Exercise directions
Find the string "Interval" and gather every line that holds it.

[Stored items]
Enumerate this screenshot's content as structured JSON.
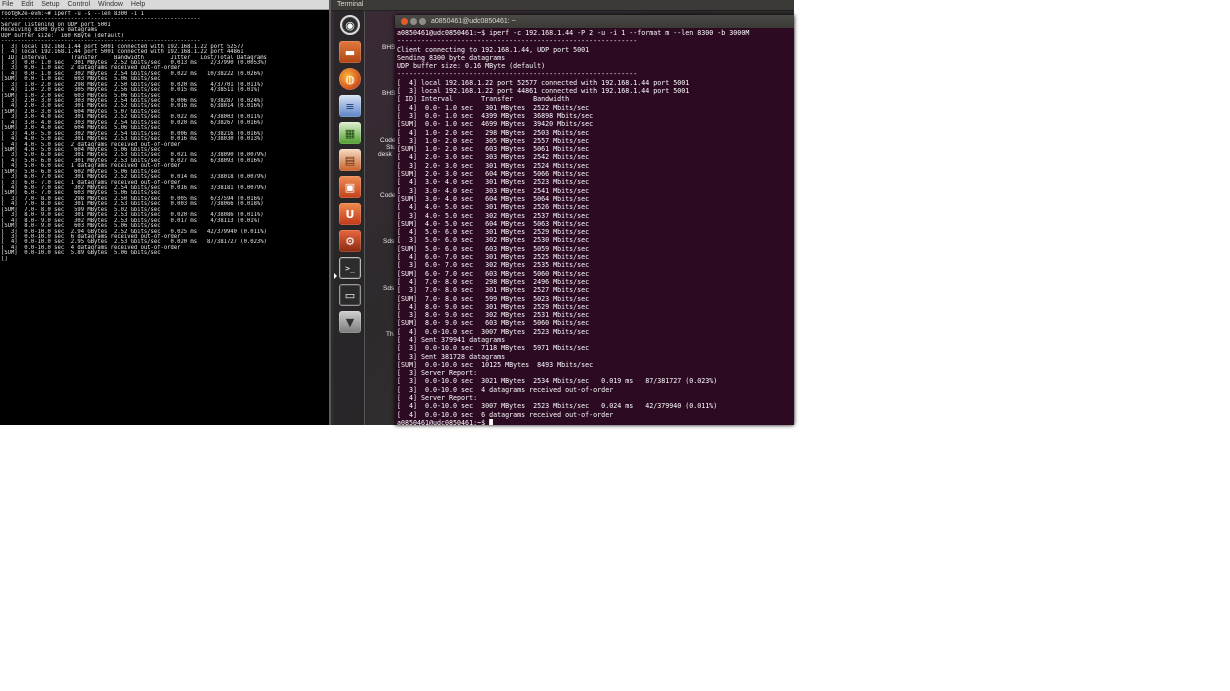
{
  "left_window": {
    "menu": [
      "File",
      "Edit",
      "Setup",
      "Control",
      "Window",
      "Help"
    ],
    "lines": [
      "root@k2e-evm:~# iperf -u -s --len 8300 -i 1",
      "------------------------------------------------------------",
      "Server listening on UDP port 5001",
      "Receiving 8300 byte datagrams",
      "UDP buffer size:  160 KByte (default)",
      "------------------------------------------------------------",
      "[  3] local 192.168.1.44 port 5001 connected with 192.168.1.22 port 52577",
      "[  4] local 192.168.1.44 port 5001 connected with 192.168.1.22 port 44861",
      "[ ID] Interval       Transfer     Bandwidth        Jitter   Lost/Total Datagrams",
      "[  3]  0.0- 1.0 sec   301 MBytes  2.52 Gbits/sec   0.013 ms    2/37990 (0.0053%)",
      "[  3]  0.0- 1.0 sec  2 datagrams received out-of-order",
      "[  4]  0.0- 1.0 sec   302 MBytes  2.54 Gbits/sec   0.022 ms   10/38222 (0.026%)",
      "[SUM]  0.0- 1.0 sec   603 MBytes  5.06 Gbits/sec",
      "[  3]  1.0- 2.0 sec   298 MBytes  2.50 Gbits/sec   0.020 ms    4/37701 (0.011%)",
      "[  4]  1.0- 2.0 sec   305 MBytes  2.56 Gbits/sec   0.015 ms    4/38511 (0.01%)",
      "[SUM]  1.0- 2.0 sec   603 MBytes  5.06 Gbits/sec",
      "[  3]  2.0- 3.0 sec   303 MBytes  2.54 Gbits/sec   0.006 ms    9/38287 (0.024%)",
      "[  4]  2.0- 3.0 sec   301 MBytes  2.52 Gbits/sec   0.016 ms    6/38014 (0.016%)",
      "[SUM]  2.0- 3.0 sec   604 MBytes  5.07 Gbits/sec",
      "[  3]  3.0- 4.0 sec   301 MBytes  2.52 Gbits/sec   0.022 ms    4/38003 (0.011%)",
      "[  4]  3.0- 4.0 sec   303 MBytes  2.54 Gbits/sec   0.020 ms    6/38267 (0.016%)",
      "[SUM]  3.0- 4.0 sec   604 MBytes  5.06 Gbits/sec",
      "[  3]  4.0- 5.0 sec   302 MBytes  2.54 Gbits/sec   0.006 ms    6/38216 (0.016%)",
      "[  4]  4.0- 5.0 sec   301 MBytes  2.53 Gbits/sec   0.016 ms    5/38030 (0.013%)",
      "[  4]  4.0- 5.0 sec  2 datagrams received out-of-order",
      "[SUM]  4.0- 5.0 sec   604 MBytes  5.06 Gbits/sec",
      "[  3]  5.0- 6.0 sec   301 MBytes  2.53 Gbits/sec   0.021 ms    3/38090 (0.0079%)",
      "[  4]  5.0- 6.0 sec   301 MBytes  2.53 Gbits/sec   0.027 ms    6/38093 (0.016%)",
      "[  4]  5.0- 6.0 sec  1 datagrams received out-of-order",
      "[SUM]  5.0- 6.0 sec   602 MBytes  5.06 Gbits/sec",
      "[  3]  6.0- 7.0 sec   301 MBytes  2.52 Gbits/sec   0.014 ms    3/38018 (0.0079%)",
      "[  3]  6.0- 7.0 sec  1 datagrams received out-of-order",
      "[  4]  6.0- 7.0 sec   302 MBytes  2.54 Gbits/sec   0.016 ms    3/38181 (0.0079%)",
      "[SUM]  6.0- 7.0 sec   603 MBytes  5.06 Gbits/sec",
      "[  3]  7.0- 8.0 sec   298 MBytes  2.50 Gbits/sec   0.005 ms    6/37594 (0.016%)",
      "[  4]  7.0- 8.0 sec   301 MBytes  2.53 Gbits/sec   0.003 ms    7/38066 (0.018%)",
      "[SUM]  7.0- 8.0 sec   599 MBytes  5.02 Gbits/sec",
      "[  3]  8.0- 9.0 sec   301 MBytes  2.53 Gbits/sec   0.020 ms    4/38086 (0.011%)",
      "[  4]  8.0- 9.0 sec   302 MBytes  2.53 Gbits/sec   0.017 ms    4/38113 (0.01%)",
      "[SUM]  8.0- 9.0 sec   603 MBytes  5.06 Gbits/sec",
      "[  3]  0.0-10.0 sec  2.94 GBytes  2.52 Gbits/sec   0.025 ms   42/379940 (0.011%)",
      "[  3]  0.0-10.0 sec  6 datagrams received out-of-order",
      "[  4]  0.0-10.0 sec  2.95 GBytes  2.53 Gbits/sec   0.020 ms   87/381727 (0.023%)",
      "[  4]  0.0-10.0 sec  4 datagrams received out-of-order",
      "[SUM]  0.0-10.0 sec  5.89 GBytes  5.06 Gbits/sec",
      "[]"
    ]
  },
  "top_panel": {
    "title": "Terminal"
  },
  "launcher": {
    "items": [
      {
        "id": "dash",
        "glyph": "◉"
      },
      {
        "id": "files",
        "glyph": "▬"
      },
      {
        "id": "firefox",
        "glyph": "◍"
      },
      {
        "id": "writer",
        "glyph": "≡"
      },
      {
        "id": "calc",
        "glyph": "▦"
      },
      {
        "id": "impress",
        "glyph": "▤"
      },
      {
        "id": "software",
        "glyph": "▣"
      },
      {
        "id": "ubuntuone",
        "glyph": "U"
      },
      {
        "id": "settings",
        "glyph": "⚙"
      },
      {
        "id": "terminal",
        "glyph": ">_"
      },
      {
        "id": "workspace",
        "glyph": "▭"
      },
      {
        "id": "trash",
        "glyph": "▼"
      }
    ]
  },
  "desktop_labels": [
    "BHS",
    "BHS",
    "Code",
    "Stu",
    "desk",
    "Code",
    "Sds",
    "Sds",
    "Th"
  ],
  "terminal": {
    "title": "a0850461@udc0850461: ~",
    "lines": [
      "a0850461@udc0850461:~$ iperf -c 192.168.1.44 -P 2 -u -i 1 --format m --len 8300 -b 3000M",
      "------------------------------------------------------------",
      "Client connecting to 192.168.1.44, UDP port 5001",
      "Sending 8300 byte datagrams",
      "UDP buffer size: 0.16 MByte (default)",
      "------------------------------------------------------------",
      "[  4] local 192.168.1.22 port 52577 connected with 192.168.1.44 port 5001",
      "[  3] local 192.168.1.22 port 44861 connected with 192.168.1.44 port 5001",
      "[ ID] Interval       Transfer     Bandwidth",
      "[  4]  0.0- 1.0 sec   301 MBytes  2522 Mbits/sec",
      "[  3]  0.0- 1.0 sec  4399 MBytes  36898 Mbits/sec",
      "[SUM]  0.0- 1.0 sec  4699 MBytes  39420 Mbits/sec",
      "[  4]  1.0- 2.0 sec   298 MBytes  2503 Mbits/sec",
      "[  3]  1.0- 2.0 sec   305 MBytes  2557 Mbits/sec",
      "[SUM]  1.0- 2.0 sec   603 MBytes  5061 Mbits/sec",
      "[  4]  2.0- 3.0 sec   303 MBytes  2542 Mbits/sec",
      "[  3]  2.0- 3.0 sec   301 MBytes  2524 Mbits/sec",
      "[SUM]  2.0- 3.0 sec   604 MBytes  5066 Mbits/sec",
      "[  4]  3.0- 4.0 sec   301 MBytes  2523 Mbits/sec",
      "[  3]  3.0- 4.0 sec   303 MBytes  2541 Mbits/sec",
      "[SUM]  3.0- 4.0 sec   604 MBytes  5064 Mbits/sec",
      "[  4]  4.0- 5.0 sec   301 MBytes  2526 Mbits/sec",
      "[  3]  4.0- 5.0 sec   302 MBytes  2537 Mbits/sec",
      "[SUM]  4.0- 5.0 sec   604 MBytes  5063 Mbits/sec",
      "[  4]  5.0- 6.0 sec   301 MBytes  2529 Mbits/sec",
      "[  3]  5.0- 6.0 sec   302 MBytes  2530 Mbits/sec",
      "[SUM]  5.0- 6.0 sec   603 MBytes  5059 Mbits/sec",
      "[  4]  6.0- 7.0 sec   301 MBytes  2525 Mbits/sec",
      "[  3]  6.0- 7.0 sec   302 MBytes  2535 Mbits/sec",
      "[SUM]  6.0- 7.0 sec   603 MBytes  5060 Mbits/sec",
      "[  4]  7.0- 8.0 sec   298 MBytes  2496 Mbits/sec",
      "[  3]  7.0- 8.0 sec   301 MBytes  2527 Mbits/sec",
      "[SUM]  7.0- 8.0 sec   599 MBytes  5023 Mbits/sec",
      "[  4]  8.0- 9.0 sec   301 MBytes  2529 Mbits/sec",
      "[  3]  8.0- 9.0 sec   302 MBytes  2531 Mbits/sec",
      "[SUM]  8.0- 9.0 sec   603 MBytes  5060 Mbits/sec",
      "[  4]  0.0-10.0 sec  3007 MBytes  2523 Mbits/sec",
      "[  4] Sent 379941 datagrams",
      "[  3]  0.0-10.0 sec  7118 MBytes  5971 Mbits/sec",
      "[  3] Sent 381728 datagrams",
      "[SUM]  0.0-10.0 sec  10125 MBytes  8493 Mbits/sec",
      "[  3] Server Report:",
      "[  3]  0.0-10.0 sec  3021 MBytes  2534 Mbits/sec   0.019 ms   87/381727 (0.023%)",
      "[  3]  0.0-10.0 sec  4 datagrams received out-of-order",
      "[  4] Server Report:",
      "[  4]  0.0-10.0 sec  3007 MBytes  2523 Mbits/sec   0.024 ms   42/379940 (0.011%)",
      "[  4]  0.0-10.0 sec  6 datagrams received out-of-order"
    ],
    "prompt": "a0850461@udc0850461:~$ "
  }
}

Exercise solution
      "[ ID] Interval       Transfer     Bandwidth        Jitter   Lost/Total Datagrams",
      "[ ID] Interval       Transfer     Bandwidth",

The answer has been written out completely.